## GIVEN REQUEST
Determine the count of lines holding the string "this". Return only the number.

## MATERIAL
* START *

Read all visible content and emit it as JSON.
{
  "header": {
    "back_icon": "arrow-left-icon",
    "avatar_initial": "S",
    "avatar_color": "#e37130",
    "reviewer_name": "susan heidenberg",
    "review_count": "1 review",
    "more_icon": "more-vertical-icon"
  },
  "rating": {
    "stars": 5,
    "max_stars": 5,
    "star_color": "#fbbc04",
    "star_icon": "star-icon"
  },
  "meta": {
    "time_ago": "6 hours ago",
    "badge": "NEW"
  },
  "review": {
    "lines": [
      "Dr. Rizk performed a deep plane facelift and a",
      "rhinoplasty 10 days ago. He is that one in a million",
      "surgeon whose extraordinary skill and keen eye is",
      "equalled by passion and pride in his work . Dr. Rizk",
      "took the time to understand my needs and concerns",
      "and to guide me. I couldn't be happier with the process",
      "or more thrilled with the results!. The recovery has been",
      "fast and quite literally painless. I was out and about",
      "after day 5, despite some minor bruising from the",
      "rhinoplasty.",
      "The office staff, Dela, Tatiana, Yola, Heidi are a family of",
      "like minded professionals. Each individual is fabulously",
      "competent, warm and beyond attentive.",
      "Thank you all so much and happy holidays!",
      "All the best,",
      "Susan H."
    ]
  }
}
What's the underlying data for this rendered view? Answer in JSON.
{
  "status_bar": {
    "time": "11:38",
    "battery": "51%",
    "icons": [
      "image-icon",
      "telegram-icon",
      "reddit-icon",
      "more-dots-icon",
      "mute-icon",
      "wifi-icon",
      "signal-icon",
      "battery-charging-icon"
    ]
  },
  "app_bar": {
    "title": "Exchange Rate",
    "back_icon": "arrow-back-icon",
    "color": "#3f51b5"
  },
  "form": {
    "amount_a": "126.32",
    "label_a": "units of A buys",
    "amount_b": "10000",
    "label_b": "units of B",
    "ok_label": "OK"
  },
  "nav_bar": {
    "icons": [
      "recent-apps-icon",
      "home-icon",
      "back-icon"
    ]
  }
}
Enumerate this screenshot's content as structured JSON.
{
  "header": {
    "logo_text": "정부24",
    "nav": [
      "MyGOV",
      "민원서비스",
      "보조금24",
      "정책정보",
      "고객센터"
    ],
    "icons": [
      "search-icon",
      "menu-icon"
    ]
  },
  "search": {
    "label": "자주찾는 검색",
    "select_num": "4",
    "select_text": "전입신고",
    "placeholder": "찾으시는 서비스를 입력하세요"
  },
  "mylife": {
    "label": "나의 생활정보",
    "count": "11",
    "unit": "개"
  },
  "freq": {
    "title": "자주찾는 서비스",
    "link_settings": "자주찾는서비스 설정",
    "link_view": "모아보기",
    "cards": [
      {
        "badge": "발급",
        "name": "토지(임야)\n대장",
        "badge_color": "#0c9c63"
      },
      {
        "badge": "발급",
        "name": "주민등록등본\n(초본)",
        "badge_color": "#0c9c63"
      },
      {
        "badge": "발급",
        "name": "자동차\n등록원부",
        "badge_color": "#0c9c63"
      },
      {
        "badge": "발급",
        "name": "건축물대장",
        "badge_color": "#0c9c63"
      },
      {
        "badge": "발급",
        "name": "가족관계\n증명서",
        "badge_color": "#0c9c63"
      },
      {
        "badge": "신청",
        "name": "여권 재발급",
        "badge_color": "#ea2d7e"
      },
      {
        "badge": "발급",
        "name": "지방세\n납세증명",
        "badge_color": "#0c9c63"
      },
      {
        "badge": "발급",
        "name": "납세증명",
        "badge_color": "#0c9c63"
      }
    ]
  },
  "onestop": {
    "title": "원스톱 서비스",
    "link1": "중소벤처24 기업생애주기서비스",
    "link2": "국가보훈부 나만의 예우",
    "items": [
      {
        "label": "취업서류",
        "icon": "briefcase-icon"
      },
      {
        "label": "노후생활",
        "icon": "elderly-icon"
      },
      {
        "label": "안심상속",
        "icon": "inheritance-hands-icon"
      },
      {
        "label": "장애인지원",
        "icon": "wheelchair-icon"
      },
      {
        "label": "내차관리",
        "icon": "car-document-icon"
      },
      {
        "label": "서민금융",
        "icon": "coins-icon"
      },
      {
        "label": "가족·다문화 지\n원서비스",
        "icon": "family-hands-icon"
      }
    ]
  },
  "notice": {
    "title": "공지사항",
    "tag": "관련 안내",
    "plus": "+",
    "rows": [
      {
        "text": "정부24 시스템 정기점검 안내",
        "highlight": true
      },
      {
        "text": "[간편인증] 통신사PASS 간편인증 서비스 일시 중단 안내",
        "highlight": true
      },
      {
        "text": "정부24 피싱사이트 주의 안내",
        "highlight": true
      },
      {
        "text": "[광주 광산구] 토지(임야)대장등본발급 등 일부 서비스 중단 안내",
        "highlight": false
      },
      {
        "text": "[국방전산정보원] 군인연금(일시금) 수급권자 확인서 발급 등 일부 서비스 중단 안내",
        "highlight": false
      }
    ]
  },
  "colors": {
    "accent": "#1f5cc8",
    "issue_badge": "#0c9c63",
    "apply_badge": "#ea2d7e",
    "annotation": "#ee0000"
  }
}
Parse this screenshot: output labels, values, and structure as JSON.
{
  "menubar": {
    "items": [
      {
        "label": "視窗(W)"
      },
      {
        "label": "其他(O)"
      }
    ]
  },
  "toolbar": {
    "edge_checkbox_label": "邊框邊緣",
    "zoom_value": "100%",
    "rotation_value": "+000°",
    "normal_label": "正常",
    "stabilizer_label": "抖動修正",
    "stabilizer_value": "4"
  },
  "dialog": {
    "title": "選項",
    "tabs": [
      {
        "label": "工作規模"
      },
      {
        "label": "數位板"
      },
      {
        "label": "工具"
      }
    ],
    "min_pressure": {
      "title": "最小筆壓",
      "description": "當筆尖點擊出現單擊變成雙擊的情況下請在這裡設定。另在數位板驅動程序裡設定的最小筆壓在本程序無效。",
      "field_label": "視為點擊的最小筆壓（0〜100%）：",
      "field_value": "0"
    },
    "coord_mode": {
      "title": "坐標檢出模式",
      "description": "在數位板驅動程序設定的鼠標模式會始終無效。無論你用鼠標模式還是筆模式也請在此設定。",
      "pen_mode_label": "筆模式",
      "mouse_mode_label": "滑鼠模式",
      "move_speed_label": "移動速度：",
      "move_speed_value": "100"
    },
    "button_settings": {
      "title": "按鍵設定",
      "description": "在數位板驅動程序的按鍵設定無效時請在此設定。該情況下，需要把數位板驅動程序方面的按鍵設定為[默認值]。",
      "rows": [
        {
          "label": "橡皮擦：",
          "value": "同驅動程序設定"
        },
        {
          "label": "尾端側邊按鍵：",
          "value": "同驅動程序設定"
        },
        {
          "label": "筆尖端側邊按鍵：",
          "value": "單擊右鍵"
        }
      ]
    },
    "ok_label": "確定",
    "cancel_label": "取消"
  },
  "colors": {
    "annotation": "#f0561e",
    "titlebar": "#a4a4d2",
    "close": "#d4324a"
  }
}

* END *

## OUTPUT BELOW
3